Task input:
****************

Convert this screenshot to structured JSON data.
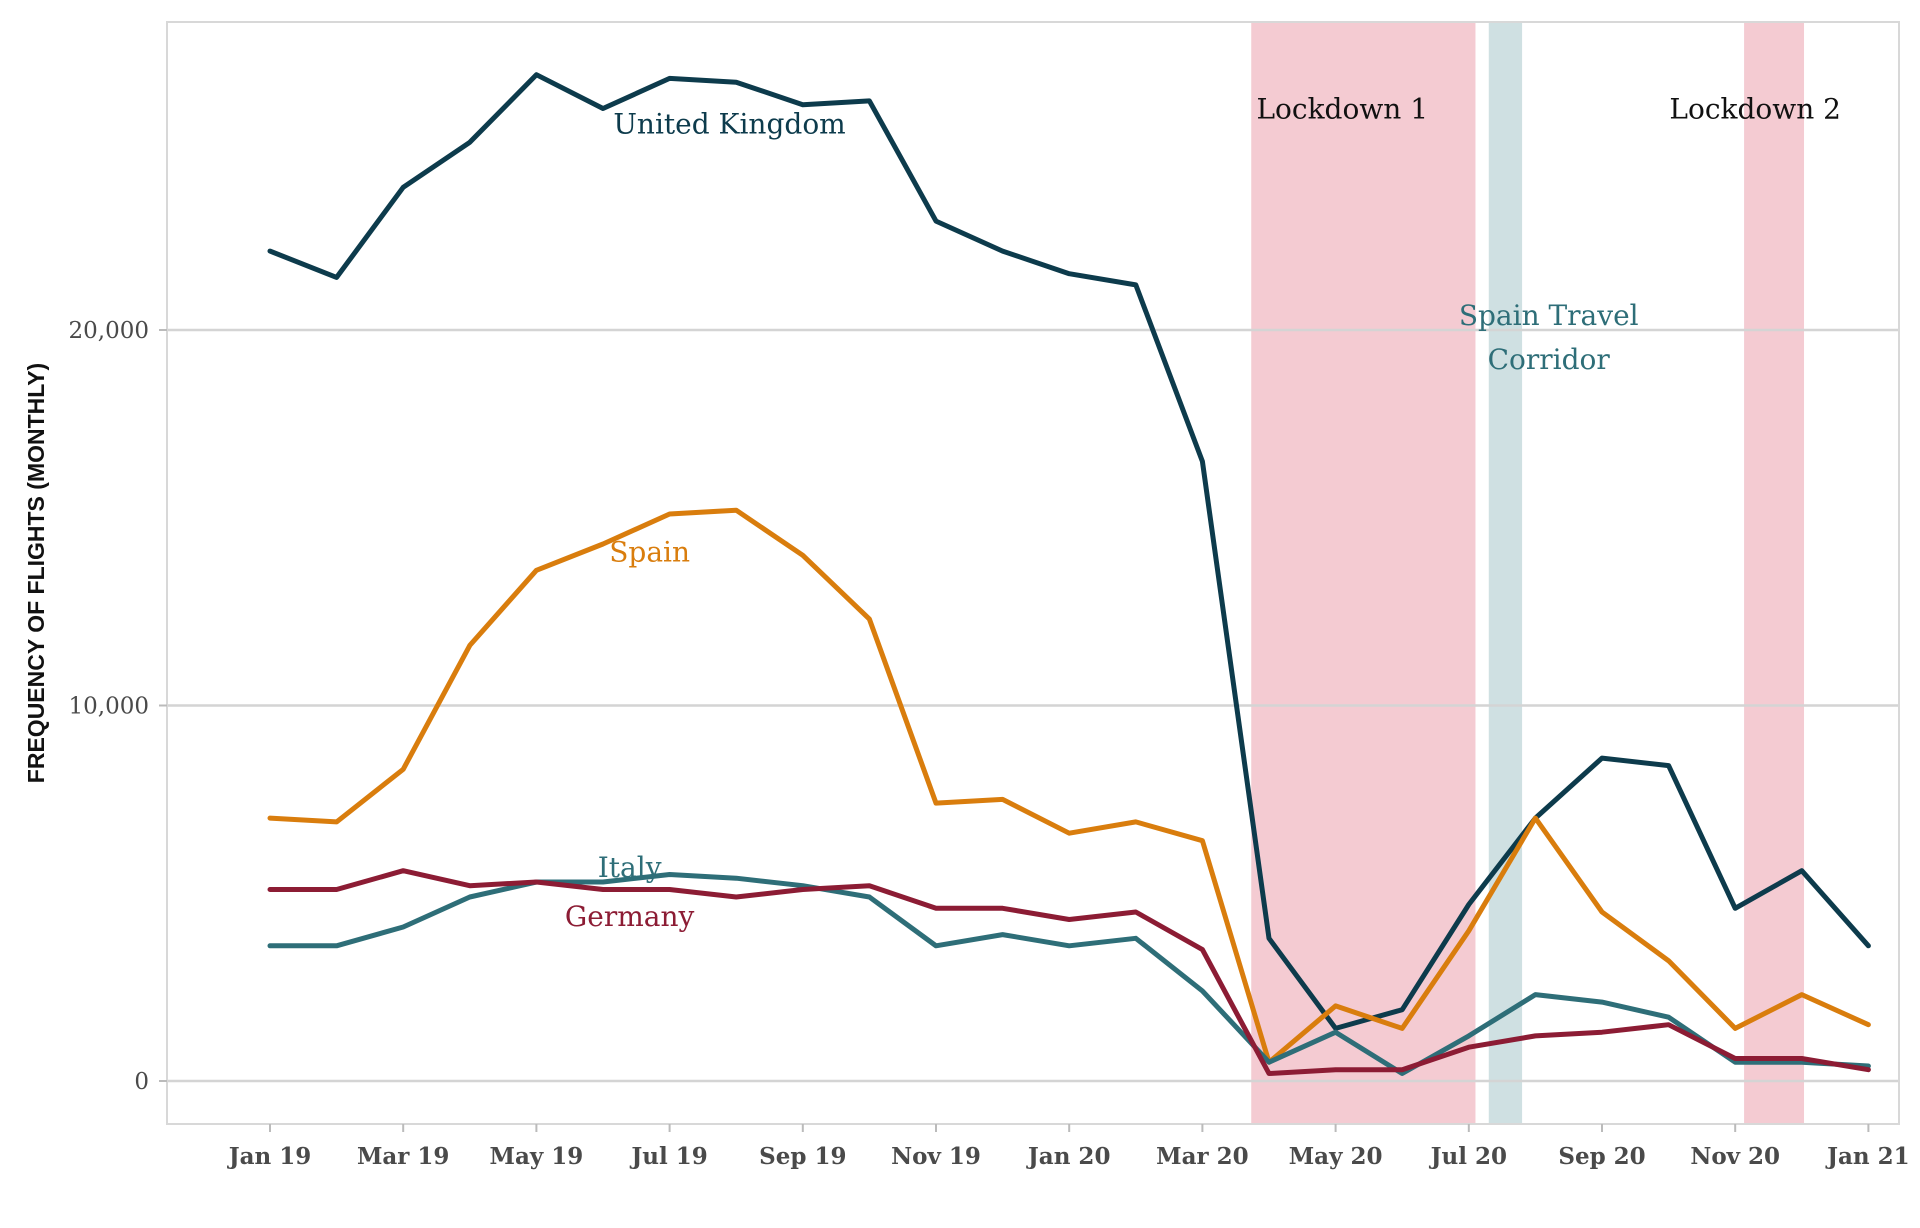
{
  "chart_data": {
    "type": "line",
    "ylabel": "FREQUENCY OF FLIGHTS (MONTHLY)",
    "ylim": [
      -1000,
      28500
    ],
    "y_ticks": [
      0,
      10000,
      20000
    ],
    "y_tick_labels": [
      "0",
      "10,000",
      "20,000"
    ],
    "grid": "horizontal",
    "x": [
      "2019-01",
      "2019-02",
      "2019-03",
      "2019-04",
      "2019-05",
      "2019-06",
      "2019-07",
      "2019-08",
      "2019-09",
      "2019-10",
      "2019-11",
      "2019-12",
      "2020-01",
      "2020-02",
      "2020-03",
      "2020-04",
      "2020-05",
      "2020-06",
      "2020-07",
      "2020-08",
      "2020-09",
      "2020-10",
      "2020-11",
      "2020-12",
      "2021-01"
    ],
    "x_tick_labels": [
      "Jan 19",
      "Mar 19",
      "May 19",
      "Jul 19",
      "Sep 19",
      "Nov 19",
      "Jan 20",
      "Mar 20",
      "May 20",
      "Jul 20",
      "Sep 20",
      "Nov 20",
      "Jan 21"
    ],
    "series": [
      {
        "name": "United Kingdom",
        "color": "#0d3b4c",
        "values": [
          22100,
          21400,
          23800,
          25000,
          26800,
          25900,
          26700,
          26600,
          26000,
          26100,
          22900,
          22100,
          21500,
          21200,
          16500,
          3800,
          1400,
          1900,
          4700,
          7000,
          8600,
          8400,
          4600,
          5600,
          3600
        ]
      },
      {
        "name": "Spain",
        "color": "#d97d0d",
        "values": [
          7000,
          6900,
          8300,
          11600,
          13600,
          14300,
          15100,
          15200,
          14000,
          12300,
          7400,
          7500,
          6600,
          6900,
          6400,
          500,
          2000,
          1400,
          4000,
          7000,
          4500,
          3200,
          1400,
          2300,
          1500
        ]
      },
      {
        "name": "Italy",
        "color": "#2e6e78",
        "values": [
          3600,
          3600,
          4100,
          4900,
          5300,
          5300,
          5500,
          5400,
          5200,
          4900,
          3600,
          3900,
          3600,
          3800,
          2400,
          500,
          1300,
          200,
          1200,
          2300,
          2100,
          1700,
          500,
          500,
          400
        ]
      },
      {
        "name": "Germany",
        "color": "#8c1c34",
        "values": [
          5100,
          5100,
          5600,
          5200,
          5300,
          5100,
          5100,
          4900,
          5100,
          5200,
          4600,
          4600,
          4300,
          4500,
          3500,
          200,
          300,
          300,
          900,
          1200,
          1300,
          1500,
          600,
          600,
          300
        ]
      }
    ],
    "shaded_periods": [
      {
        "label": "Lockdown 1",
        "start": "2020-03-23",
        "end": "2020-07-04",
        "color": "#f4cbd2"
      },
      {
        "label": "Spain Travel Corridor",
        "label_lines": [
          "Spain Travel",
          "Corridor"
        ],
        "start": "2020-07-10",
        "end": "2020-07-25",
        "color": "#cfe0e2"
      },
      {
        "label": "Lockdown 2",
        "start": "2020-11-05",
        "end": "2020-12-02",
        "color": "#f4cbd2"
      }
    ]
  }
}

****************

Written exercise: Filter the entries above down to the lines containing the word "name".

Result:
        "name": "United Kingdom",
        "name": "Spain",
        "name": "Italy",
        "name": "Germany",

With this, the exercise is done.